- Task details
Retype the whole listing, please, keeping every line exact and dropping the pictures.

#### Data supplied ####

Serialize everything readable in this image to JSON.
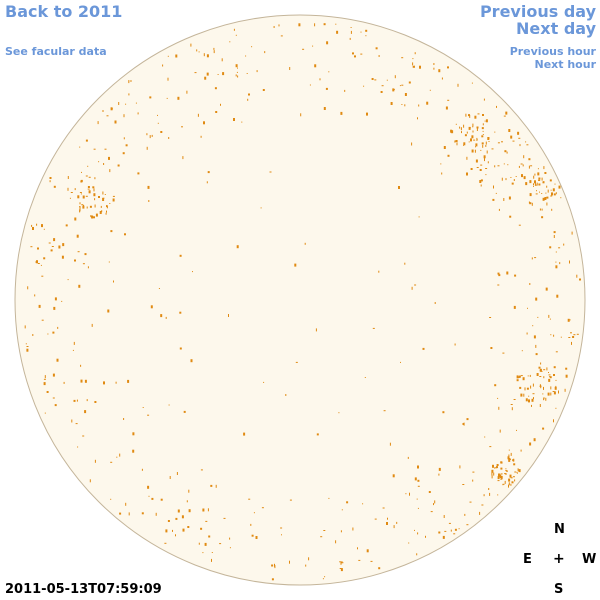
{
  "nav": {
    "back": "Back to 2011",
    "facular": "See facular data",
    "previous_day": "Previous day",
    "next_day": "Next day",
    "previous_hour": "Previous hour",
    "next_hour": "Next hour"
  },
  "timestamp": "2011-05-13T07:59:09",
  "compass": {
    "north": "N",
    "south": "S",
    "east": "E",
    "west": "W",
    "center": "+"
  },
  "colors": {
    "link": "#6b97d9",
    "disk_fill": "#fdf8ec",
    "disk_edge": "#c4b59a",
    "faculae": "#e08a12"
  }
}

####

- Exercise result
Serialize everything readable in this image to JSON.
{
  "nav": {
    "back": "Back to 2011",
    "facular": "See facular data",
    "previous_day": "Previous day",
    "next_day": "Next day",
    "previous_hour": "Previous hour",
    "next_hour": "Next hour"
  },
  "timestamp": "2011-05-13T07:59:09",
  "compass": {
    "north": "N",
    "south": "S",
    "east": "E",
    "west": "W",
    "center": "+"
  },
  "colors": {
    "link": "#6b97d9",
    "disk_fill": "#fdf8ec",
    "disk_edge": "#c4b59a",
    "faculae": "#e08a12"
  }
}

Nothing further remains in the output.